## GIVEN TASK
Count, in the entries, the lines with "Maschenraffer". Answer with the number only.

## RECORDS SHOWN
━━━━━━━━
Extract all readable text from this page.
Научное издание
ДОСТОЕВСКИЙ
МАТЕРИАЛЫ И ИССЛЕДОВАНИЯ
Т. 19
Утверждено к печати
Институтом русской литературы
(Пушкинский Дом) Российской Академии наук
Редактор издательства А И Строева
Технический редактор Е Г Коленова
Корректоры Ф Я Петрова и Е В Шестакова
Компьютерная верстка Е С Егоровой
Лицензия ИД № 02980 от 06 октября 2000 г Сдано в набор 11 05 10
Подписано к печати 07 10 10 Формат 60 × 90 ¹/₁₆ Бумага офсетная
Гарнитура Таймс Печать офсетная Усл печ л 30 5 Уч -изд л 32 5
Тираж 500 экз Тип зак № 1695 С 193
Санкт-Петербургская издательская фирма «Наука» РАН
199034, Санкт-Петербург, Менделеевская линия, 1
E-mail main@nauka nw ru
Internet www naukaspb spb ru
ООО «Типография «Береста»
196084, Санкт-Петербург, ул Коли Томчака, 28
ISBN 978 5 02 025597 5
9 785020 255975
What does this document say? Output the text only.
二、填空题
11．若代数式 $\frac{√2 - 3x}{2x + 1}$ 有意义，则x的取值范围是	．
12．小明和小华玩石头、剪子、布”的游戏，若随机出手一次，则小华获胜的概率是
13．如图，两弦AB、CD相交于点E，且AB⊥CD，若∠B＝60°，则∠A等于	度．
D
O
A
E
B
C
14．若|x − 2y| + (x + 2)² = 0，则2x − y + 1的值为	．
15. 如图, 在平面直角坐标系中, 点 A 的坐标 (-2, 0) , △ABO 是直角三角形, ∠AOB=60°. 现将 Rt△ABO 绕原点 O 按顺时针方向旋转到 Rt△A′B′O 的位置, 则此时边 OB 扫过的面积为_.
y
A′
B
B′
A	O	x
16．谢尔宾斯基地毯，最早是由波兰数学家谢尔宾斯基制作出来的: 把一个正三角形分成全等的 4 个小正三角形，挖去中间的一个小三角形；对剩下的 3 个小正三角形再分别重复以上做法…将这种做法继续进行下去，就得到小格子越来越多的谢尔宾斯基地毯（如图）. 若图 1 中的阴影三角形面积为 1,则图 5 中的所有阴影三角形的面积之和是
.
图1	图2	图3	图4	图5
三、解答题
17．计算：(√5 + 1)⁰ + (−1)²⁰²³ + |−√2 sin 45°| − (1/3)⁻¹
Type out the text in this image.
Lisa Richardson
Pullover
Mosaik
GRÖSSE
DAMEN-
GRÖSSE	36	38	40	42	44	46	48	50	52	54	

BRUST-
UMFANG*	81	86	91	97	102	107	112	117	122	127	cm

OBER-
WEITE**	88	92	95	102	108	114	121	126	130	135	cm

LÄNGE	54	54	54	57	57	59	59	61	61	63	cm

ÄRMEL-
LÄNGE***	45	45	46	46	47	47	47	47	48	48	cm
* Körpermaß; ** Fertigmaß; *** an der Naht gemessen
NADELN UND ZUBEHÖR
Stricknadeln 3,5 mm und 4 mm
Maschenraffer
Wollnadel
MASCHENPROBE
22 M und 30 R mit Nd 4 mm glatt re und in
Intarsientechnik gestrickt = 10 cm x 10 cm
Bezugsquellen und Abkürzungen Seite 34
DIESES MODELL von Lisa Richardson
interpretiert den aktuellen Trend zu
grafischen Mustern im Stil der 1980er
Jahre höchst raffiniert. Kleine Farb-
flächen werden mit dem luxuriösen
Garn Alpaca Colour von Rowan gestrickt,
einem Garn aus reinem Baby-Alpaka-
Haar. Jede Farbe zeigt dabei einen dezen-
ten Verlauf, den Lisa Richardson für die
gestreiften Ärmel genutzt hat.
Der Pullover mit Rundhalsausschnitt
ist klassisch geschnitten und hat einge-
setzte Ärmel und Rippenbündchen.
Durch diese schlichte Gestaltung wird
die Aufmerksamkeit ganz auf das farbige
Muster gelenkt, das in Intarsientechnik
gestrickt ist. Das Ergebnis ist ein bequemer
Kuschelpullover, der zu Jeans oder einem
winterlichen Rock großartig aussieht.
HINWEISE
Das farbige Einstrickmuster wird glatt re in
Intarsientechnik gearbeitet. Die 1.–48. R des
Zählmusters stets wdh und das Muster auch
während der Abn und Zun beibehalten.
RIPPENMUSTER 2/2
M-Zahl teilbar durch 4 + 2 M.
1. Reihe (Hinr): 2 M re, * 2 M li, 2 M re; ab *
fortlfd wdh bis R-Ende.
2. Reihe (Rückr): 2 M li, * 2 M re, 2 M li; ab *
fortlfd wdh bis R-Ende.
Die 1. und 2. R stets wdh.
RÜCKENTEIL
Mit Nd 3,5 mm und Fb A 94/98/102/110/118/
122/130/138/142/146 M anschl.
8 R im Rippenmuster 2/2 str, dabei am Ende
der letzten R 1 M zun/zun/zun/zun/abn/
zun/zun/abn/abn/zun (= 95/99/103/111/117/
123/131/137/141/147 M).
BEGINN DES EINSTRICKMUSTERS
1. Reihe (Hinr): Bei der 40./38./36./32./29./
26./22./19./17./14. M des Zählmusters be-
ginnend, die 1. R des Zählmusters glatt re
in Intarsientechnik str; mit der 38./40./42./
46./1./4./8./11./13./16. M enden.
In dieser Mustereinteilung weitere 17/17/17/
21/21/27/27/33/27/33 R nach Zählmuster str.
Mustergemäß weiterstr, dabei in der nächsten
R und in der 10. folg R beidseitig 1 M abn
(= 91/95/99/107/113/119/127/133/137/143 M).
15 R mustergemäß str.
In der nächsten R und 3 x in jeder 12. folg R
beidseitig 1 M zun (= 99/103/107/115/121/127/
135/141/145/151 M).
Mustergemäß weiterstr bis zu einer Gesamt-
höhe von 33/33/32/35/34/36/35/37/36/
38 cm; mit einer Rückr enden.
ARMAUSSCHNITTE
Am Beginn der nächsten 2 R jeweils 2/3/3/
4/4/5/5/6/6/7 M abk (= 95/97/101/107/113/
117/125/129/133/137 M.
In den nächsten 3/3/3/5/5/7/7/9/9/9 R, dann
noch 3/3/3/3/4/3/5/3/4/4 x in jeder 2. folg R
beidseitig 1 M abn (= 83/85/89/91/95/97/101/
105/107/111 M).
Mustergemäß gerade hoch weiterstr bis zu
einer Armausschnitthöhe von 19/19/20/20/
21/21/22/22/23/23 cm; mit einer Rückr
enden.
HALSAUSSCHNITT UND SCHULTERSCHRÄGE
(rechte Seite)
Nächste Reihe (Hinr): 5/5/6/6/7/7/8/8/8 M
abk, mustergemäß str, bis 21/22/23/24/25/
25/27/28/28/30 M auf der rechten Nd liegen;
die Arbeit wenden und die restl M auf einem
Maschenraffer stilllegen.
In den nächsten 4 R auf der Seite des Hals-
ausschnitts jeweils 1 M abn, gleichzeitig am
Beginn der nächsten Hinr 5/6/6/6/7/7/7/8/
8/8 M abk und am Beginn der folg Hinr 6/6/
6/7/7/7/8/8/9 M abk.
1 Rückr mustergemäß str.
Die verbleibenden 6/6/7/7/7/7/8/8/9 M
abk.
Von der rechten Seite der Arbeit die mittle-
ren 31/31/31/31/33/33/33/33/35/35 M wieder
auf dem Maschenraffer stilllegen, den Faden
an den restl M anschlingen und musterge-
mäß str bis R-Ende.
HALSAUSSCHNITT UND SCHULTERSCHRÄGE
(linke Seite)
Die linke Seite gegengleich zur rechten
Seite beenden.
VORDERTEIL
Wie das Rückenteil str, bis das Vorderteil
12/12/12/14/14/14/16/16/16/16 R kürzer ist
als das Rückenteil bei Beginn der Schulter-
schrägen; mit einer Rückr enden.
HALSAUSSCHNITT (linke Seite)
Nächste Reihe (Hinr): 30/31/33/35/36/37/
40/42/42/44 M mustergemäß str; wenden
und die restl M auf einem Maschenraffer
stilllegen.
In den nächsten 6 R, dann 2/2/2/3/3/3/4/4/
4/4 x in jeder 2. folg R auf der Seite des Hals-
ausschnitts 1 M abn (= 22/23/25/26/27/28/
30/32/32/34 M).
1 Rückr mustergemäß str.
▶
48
━━━━━━━━
## THE REPLY
4